Update the material from its first line through the line that has "data-point [329, 360, 335, 366]", writing "x-axis-label" wherever "x-tick-label" appears and leaving everything else unchanged.
★ ★ ★ ★ ★
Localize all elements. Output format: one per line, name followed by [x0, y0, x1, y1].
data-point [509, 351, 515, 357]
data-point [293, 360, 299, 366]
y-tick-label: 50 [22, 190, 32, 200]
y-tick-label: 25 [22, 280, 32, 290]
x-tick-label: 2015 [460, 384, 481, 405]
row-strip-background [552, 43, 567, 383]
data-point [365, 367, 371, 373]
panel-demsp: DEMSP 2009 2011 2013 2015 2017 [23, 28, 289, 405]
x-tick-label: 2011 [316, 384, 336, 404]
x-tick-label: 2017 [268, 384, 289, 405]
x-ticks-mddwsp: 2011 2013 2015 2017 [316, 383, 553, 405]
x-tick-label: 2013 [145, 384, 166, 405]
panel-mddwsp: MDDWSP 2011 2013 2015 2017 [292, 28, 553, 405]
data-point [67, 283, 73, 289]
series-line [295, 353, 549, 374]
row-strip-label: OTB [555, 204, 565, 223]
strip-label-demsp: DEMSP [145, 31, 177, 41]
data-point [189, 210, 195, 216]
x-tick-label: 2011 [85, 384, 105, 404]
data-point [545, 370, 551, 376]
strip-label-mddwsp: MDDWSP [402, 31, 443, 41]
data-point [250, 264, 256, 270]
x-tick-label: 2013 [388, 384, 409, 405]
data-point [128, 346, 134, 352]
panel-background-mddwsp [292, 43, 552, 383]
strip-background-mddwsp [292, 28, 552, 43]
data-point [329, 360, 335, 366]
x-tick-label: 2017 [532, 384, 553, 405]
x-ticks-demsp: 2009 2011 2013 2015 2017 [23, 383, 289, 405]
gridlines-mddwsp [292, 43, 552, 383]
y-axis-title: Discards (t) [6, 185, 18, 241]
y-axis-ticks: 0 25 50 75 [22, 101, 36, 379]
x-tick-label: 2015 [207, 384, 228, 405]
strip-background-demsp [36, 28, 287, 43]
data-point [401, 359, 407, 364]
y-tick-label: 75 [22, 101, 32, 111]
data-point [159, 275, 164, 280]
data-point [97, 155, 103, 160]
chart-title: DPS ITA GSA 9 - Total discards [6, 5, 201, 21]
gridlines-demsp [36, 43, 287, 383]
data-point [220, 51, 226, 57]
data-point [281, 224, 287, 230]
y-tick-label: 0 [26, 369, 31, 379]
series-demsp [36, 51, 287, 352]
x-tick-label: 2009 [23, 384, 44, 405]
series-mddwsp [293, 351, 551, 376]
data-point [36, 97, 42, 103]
★ ★ ★ ★ ★
Correct result —
Localize all elements. Output format: one per line, name followed by [x0, y0, x1, y1].
data-point [509, 351, 515, 357]
data-point [293, 360, 299, 366]
y-tick-label: 50 [22, 190, 32, 200]
y-tick-label: 25 [22, 280, 32, 290]
x-axis-label: 2015 [460, 384, 481, 405]
row-strip-background [552, 43, 567, 383]
data-point [365, 367, 371, 373]
panel-demsp: DEMSP 2009 2011 2013 2015 2017 [23, 28, 289, 405]
x-axis-label: 2011 [316, 384, 336, 404]
x-axis-label: 2017 [268, 384, 289, 405]
x-ticks-mddwsp: 2011 2013 2015 2017 [316, 383, 553, 405]
x-axis-label: 2013 [145, 384, 166, 405]
panel-mddwsp: MDDWSP 2011 2013 2015 2017 [292, 28, 553, 405]
data-point [67, 283, 73, 289]
series-line [295, 353, 549, 374]
row-strip-label: OTB [555, 204, 565, 223]
strip-label-demsp: DEMSP [145, 31, 177, 41]
data-point [189, 210, 195, 216]
x-axis-label: 2011 [85, 384, 105, 404]
data-point [545, 370, 551, 376]
strip-label-mddwsp: MDDWSP [402, 31, 443, 41]
data-point [250, 264, 256, 270]
x-axis-label: 2013 [388, 384, 409, 405]
data-point [128, 346, 134, 352]
panel-background-mddwsp [292, 43, 552, 383]
strip-background-mddwsp [292, 28, 552, 43]
data-point [329, 360, 335, 366]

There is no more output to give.